Wyatt Rainey Blassingame (February 6, 1909 – 1985), also known as W. B. Rainey, was an American writer and the author of many short stories and articles for national magazines, four adult novels and dozens of juvenile nonfiction books.

Early years 
Blassingame was born in Demopolis, Alabama, on February 6, 1909, to Wyatt Childs Blassingame and Maude Lurton Blassingame.  He was educated at Howard College, now Samford University, in Birmingham, Alabama, the University of Alabama, and New York University, graduating in 1952. He served in the United States Navy during World War II and received a Bronze Star and a Presidential Unit Citation. After moving to Anna Maria, Florida, he taught at Manatee Junior College and Florida Southern College.

▸ **Assigned task 1**:
According to the Blassingame biography, which two honors did he receive for his World War II service in the United States Navy?
▸ **Assigned task 2**:
Translate this sentence from the Blassingame biography into Spanish: "After moving to Anna Maria, Florida, he taught at Manatee Junior College and Florida Southern College."
Work only from the Blassingame biography, with no outside sources.

▸ **Data provided**:
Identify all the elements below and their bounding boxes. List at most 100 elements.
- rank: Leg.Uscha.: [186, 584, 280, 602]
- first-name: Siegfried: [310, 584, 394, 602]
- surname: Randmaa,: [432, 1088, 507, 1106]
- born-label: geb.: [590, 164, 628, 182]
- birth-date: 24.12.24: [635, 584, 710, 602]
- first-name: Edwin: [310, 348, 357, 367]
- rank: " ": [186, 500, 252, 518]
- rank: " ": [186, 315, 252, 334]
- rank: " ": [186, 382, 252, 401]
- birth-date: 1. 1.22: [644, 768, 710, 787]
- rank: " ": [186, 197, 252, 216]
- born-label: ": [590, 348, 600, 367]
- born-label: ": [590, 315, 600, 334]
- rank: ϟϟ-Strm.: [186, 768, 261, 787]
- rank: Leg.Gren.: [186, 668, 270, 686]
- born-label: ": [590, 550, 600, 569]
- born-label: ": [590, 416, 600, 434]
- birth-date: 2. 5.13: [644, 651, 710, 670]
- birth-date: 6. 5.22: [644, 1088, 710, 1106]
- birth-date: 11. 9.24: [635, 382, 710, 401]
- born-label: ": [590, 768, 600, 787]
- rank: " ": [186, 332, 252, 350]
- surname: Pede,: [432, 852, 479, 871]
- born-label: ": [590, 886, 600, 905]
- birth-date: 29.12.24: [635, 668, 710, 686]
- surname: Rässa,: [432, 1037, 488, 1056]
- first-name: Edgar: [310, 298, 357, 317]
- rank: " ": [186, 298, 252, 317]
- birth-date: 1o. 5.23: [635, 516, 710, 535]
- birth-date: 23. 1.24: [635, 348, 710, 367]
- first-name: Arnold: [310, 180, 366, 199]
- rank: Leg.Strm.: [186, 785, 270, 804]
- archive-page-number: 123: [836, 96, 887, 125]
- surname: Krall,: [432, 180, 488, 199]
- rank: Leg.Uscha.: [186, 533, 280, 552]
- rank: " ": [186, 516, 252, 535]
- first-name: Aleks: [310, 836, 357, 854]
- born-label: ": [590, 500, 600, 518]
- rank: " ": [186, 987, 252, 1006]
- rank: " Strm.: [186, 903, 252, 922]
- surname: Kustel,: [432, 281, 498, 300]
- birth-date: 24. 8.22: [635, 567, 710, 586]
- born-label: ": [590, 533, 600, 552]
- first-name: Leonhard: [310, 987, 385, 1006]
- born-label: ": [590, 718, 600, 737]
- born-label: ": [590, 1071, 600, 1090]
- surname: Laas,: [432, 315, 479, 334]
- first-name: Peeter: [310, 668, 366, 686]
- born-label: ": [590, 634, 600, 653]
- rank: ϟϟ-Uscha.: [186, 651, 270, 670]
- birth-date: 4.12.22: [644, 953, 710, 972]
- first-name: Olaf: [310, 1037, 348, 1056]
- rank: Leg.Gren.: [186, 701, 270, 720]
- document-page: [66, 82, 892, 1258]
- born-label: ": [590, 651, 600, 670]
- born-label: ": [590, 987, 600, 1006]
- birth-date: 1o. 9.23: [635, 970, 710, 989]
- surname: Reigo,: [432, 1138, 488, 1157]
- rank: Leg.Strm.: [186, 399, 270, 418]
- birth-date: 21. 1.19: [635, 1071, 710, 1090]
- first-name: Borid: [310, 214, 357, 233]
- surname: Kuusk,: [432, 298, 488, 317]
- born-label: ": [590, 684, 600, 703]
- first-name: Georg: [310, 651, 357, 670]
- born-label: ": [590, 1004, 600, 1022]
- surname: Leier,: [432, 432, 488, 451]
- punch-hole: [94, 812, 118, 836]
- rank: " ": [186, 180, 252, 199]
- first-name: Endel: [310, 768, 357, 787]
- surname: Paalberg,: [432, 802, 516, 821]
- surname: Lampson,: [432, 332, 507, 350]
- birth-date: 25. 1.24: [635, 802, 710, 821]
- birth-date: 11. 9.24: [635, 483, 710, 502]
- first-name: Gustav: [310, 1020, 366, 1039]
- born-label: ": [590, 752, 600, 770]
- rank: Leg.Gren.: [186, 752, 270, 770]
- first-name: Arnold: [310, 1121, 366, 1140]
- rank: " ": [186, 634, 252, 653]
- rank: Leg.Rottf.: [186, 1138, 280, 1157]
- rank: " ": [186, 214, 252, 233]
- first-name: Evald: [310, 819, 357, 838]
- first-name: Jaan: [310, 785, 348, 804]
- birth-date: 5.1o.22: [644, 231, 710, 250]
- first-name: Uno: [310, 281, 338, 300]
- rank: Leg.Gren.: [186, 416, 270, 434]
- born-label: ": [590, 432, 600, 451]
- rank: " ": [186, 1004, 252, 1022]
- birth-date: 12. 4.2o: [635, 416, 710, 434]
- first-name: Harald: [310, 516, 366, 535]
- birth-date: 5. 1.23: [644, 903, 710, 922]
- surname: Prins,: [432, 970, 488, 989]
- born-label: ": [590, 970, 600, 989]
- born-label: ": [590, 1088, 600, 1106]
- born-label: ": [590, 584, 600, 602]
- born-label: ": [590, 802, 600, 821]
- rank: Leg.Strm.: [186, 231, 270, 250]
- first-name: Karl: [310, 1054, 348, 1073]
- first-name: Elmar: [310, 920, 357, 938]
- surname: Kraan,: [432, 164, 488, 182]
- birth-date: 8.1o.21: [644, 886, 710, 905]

▸ **Written answer 1**:
A Bronze Star and a Presidential Unit Citation.

▸ **Written answer 2**:
Tras mudarse a Anna Maria, Florida, enseñó en el Manatee Junior College y en el Florida Southern College.